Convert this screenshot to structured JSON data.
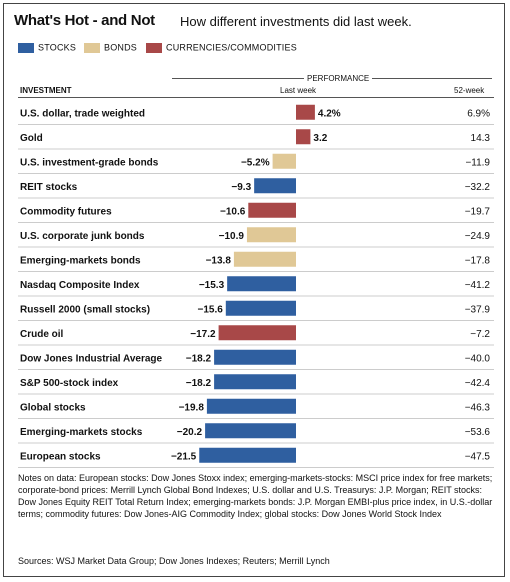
{
  "title": "What's Hot - and Not",
  "subtitle": "How different investments did last week.",
  "colors": {
    "stocks": "#2f5fa0",
    "bonds": "#e0c896",
    "currencies": "#a84848"
  },
  "legend": [
    {
      "key": "stocks",
      "label": "STOCKS"
    },
    {
      "key": "bonds",
      "label": "BONDS"
    },
    {
      "key": "currencies",
      "label": "CURRENCIES/COMMODITIES"
    }
  ],
  "headers": {
    "investment": "INVESTMENT",
    "performance": "PERFORMANCE",
    "last_week": "Last week",
    "week52": "52-week"
  },
  "chart_data": {
    "type": "bar",
    "orientation": "horizontal",
    "xlim": [
      -22,
      4.5
    ],
    "grid": false,
    "categories": [
      "U.S. dollar, trade weighted",
      "Gold",
      "U.S. investment-grade bonds",
      "REIT stocks",
      "Commodity futures",
      "U.S. corporate junk bonds",
      "Emerging-markets bonds",
      "Nasdaq Composite Index",
      "Russell 2000 (small stocks)",
      "Crude oil",
      "Dow Jones Industrial Average",
      "S&P 500-stock index",
      "Global stocks",
      "Emerging-markets stocks",
      "European stocks"
    ],
    "values": [
      4.2,
      3.2,
      -5.2,
      -9.3,
      -10.6,
      -10.9,
      -13.8,
      -15.3,
      -15.6,
      -17.2,
      -18.2,
      -18.2,
      -19.8,
      -20.2,
      -21.5
    ],
    "value_labels": [
      "4.2%",
      "3.2",
      "−5.2%",
      "−9.3",
      "−10.6",
      "−10.9",
      "−13.8",
      "−15.3",
      "−15.6",
      "−17.2",
      "−18.2",
      "−18.2",
      "−19.8",
      "−20.2",
      "−21.5"
    ],
    "groups": [
      "currencies",
      "currencies",
      "bonds",
      "stocks",
      "currencies",
      "bonds",
      "bonds",
      "stocks",
      "stocks",
      "currencies",
      "stocks",
      "stocks",
      "stocks",
      "stocks",
      "stocks"
    ],
    "week52": [
      "6.9%",
      "14.3",
      "−11.9",
      "−32.2",
      "−19.7",
      "−24.9",
      "−17.8",
      "−41.2",
      "−37.9",
      "−7.2",
      "−40.0",
      "−42.4",
      "−46.3",
      "−53.6",
      "−47.5"
    ]
  },
  "notes": "Notes on data: European stocks: Dow Jones Stoxx index; emerging-markets-stocks: MSCI price index for free markets; corporate-bond prices: Merrill Lynch Global Bond Indexes; U.S. dollar and U.S. Treasurys: J.P. Morgan; REIT stocks: Dow Jones Equity REIT Total Return Index; emerging-markets bonds: J.P. Morgan EMBI-plus price index, in U.S.-dollar terms; commodity futures: Dow Jones-AIG Commodity Index; global stocks: Dow Jones World Stock Index",
  "sources": "Sources: WSJ Market Data Group; Dow Jones Indexes; Reuters; Merrill Lynch"
}
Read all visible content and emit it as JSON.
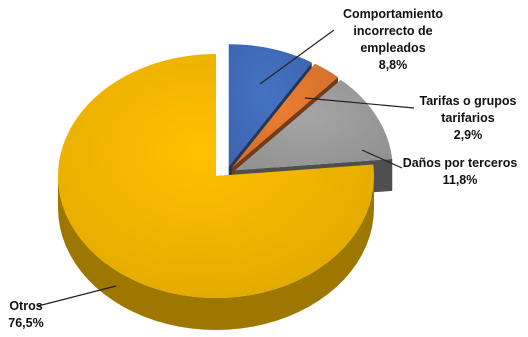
{
  "chart_data": {
    "type": "pie",
    "style": "3d-exploded",
    "legend": "none",
    "slices": [
      {
        "name": "Comportamiento incorrecto de empleados",
        "value": 8.8,
        "value_label": "8,8%",
        "color": "#4472C4"
      },
      {
        "name": "Tarifas o grupos tarifarios",
        "value": 2.9,
        "value_label": "2,9%",
        "color": "#ED7D31"
      },
      {
        "name": "Daños por terceros",
        "value": 11.8,
        "value_label": "11,8%",
        "color": "#A5A5A5"
      },
      {
        "name": "Otros",
        "value": 76.5,
        "value_label": "76,5%",
        "color": "#FFC000"
      }
    ],
    "labels": {
      "comportamiento": {
        "line1": "Comportamiento",
        "line2": "incorrecto de",
        "line3": "empleados",
        "value": "8,8%"
      },
      "tarifas": {
        "line1": "Tarifas o grupos",
        "line2": "tarifarios",
        "value": "2,9%"
      },
      "danos": {
        "line1": "Daños por terceros",
        "value": "11,8%"
      },
      "otros": {
        "line1": "Otros",
        "value": "76,5%"
      }
    }
  }
}
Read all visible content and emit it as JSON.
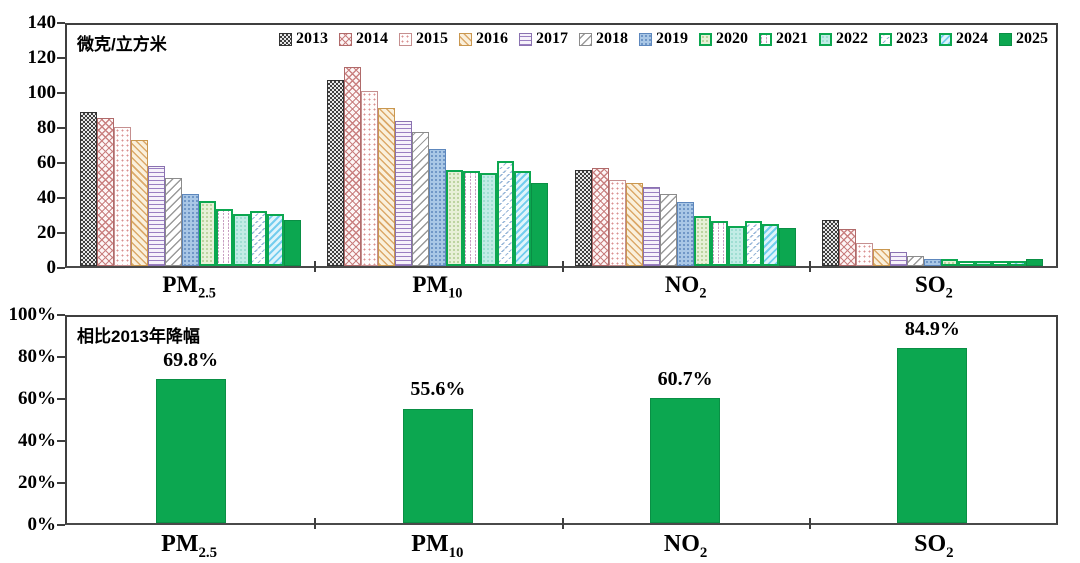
{
  "page": {
    "background": "#ffffff"
  },
  "colors": {
    "accent_green": "#0ca750",
    "axis": "#3f3f3f",
    "text": "#000000"
  },
  "chart_data": [
    {
      "type": "bar",
      "panel": "top",
      "unit_label": "微克/立方米",
      "ylim": [
        0,
        140
      ],
      "ytick_step": 20,
      "ytick_labels": [
        "0",
        "20",
        "40",
        "60",
        "80",
        "100",
        "120",
        "140"
      ],
      "grid": false,
      "legend_position": "top-inside",
      "categories": [
        {
          "main": "PM",
          "sub": "2.5"
        },
        {
          "main": "PM",
          "sub": "10"
        },
        {
          "main": "NO",
          "sub": "2"
        },
        {
          "main": "SO",
          "sub": "2"
        }
      ],
      "series": [
        {
          "name": "2013",
          "values": [
            89.5,
            108.1,
            56,
            26.5
          ]
        },
        {
          "name": "2014",
          "values": [
            85.9,
            115.8,
            56.7,
            21.8
          ]
        },
        {
          "name": "2015",
          "values": [
            80.6,
            101.5,
            50,
            13.5
          ]
        },
        {
          "name": "2016",
          "values": [
            73,
            92,
            48,
            10
          ]
        },
        {
          "name": "2017",
          "values": [
            58,
            84,
            46,
            8
          ]
        },
        {
          "name": "2018",
          "values": [
            51,
            78,
            42,
            6
          ]
        },
        {
          "name": "2019",
          "values": [
            42,
            68,
            37,
            4
          ]
        },
        {
          "name": "2020",
          "values": [
            38,
            56,
            29,
            4
          ]
        },
        {
          "name": "2021",
          "values": [
            33,
            55,
            26,
            3
          ]
        },
        {
          "name": "2022",
          "values": [
            30,
            54,
            23,
            3
          ]
        },
        {
          "name": "2023",
          "values": [
            32,
            61,
            26,
            3
          ]
        },
        {
          "name": "2024",
          "values": [
            30.5,
            55,
            24.5,
            3
          ]
        },
        {
          "name": "2025",
          "values": [
            27,
            48,
            22,
            4
          ]
        }
      ]
    },
    {
      "type": "bar",
      "panel": "bottom",
      "title": "相比2013年降幅",
      "ylim": [
        0,
        100
      ],
      "ytick_step": 20,
      "ytick_labels": [
        "0%",
        "20%",
        "40%",
        "60%",
        "80%",
        "100%"
      ],
      "grid": false,
      "categories": [
        {
          "main": "PM",
          "sub": "2.5"
        },
        {
          "main": "PM",
          "sub": "10"
        },
        {
          "main": "NO",
          "sub": "2"
        },
        {
          "main": "SO",
          "sub": "2"
        }
      ],
      "values": [
        69.8,
        55.6,
        60.7,
        84.9
      ],
      "value_labels": [
        "69.8%",
        "55.6%",
        "60.7%",
        "84.9%"
      ]
    }
  ]
}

-=-=-

• [What the task asks] Reproduce the material above in full and without alteration, but skip all pictures.

• [Response to this task]
Convert this screenshot to structured JSON data.
{
  "title": "What's Hot - and Not",
  "subtitle": "How different investments did last week.",
  "colors": {
    "stocks": "#2f5fa0",
    "bonds": "#e0c896",
    "currencies": "#a84848"
  },
  "legend": [
    {
      "key": "stocks",
      "label": "STOCKS"
    },
    {
      "key": "bonds",
      "label": "BONDS"
    },
    {
      "key": "currencies",
      "label": "CURRENCIES/COMMODITIES"
    }
  ],
  "headers": {
    "investment": "INVESTMENT",
    "performance": "PERFORMANCE",
    "last_week": "Last week",
    "week52": "52-week"
  },
  "chart_data": {
    "type": "bar",
    "orientation": "horizontal",
    "xlim": [
      -22,
      4.5
    ],
    "grid": false,
    "categories": [
      "U.S. dollar, trade weighted",
      "Gold",
      "U.S. investment-grade bonds",
      "REIT stocks",
      "Commodity futures",
      "U.S. corporate junk bonds",
      "Emerging-markets bonds",
      "Nasdaq Composite Index",
      "Russell 2000 (small stocks)",
      "Crude oil",
      "Dow Jones Industrial Average",
      "S&P 500-stock index",
      "Global stocks",
      "Emerging-markets stocks",
      "European stocks"
    ],
    "values": [
      4.2,
      3.2,
      -5.2,
      -9.3,
      -10.6,
      -10.9,
      -13.8,
      -15.3,
      -15.6,
      -17.2,
      -18.2,
      -18.2,
      -19.8,
      -20.2,
      -21.5
    ],
    "value_labels": [
      "4.2%",
      "3.2",
      "−5.2%",
      "−9.3",
      "−10.6",
      "−10.9",
      "−13.8",
      "−15.3",
      "−15.6",
      "−17.2",
      "−18.2",
      "−18.2",
      "−19.8",
      "−20.2",
      "−21.5"
    ],
    "groups": [
      "currencies",
      "currencies",
      "bonds",
      "stocks",
      "currencies",
      "bonds",
      "bonds",
      "stocks",
      "stocks",
      "currencies",
      "stocks",
      "stocks",
      "stocks",
      "stocks",
      "stocks"
    ],
    "week52": [
      "6.9%",
      "14.3",
      "−11.9",
      "−32.2",
      "−19.7",
      "−24.9",
      "−17.8",
      "−41.2",
      "−37.9",
      "−7.2",
      "−40.0",
      "−42.4",
      "−46.3",
      "−53.6",
      "−47.5"
    ]
  },
  "notes": "Notes on data: European stocks: Dow Jones Stoxx index; emerging-markets-stocks: MSCI price index for free markets; corporate-bond prices: Merrill Lynch Global Bond Indexes; U.S. dollar and U.S. Treasurys: J.P. Morgan; REIT stocks: Dow Jones Equity REIT Total Return Index; emerging-markets bonds: J.P. Morgan EMBI-plus price index, in U.S.-dollar terms; commodity futures: Dow Jones-AIG Commodity Index; global stocks: Dow Jones World Stock Index",
  "sources": "Sources: WSJ Market Data Group; Dow Jones Indexes; Reuters; Merrill Lynch"
}
Read all visible content and emit it as JSON.
{
  "chart_data": {
    "type": "pie",
    "style": "3d-exploded",
    "legend": "none",
    "slices": [
      {
        "name": "Comportamiento incorrecto de empleados",
        "value": 8.8,
        "value_label": "8,8%",
        "color": "#4472C4"
      },
      {
        "name": "Tarifas o grupos tarifarios",
        "value": 2.9,
        "value_label": "2,9%",
        "color": "#ED7D31"
      },
      {
        "name": "Daños por terceros",
        "value": 11.8,
        "value_label": "11,8%",
        "color": "#A5A5A5"
      },
      {
        "name": "Otros",
        "value": 76.5,
        "value_label": "76,5%",
        "color": "#FFC000"
      }
    ],
    "labels": {
      "comportamiento": {
        "line1": "Comportamiento",
        "line2": "incorrecto de",
        "line3": "empleados",
        "value": "8,8%"
      },
      "tarifas": {
        "line1": "Tarifas o grupos",
        "line2": "tarifarios",
        "value": "2,9%"
      },
      "danos": {
        "line1": "Daños por terceros",
        "value": "11,8%"
      },
      "otros": {
        "line1": "Otros",
        "value": "76,5%"
      }
    }
  }
}
Read all visible content and emit it as JSON.
{
  "page": {
    "background": "#ffffff"
  },
  "colors": {
    "accent_green": "#0ca750",
    "axis": "#3f3f3f",
    "text": "#000000"
  },
  "chart_data": [
    {
      "type": "bar",
      "panel": "top",
      "unit_label": "微克/立方米",
      "ylim": [
        0,
        140
      ],
      "ytick_step": 20,
      "ytick_labels": [
        "0",
        "20",
        "40",
        "60",
        "80",
        "100",
        "120",
        "140"
      ],
      "grid": false,
      "legend_position": "top-inside",
      "categories": [
        {
          "main": "PM",
          "sub": "2.5"
        },
        {
          "main": "PM",
          "sub": "10"
        },
        {
          "main": "NO",
          "sub": "2"
        },
        {
          "main": "SO",
          "sub": "2"
        }
      ],
      "series": [
        {
          "name": "2013",
          "values": [
            89.5,
            108.1,
            56,
            26.5
          ]
        },
        {
          "name": "2014",
          "values": [
            85.9,
            115.8,
            56.7,
            21.8
          ]
        },
        {
          "name": "2015",
          "values": [
            80.6,
            101.5,
            50,
            13.5
          ]
        },
        {
          "name": "2016",
          "values": [
            73,
            92,
            48,
            10
          ]
        },
        {
          "name": "2017",
          "values": [
            58,
            84,
            46,
            8
          ]
        },
        {
          "name": "2018",
          "values": [
            51,
            78,
            42,
            6
          ]
        },
        {
          "name": "2019",
          "values": [
            42,
            68,
            37,
            4
          ]
        },
        {
          "name": "2020",
          "values": [
            38,
            56,
            29,
            4
          ]
        },
        {
          "name": "2021",
          "values": [
            33,
            55,
            26,
            3
          ]
        },
        {
          "name": "2022",
          "values": [
            30,
            54,
            23,
            3
          ]
        },
        {
          "name": "2023",
          "values": [
            32,
            61,
            26,
            3
          ]
        },
        {
          "name": "2024",
          "values": [
            30.5,
            55,
            24.5,
            3
          ]
        },
        {
          "name": "2025",
          "values": [
            27,
            48,
            22,
            4
          ]
        }
      ]
    },
    {
      "type": "bar",
      "panel": "bottom",
      "title": "相比2013年降幅",
      "ylim": [
        0,
        100
      ],
      "ytick_step": 20,
      "ytick_labels": [
        "0%",
        "20%",
        "40%",
        "60%",
        "80%",
        "100%"
      ],
      "grid": false,
      "categories": [
        {
          "main": "PM",
          "sub": "2.5"
        },
        {
          "main": "PM",
          "sub": "10"
        },
        {
          "main": "NO",
          "sub": "2"
        },
        {
          "main": "SO",
          "sub": "2"
        }
      ],
      "values": [
        69.8,
        55.6,
        60.7,
        84.9
      ],
      "value_labels": [
        "69.8%",
        "55.6%",
        "60.7%",
        "84.9%"
      ]
    }
  ]
}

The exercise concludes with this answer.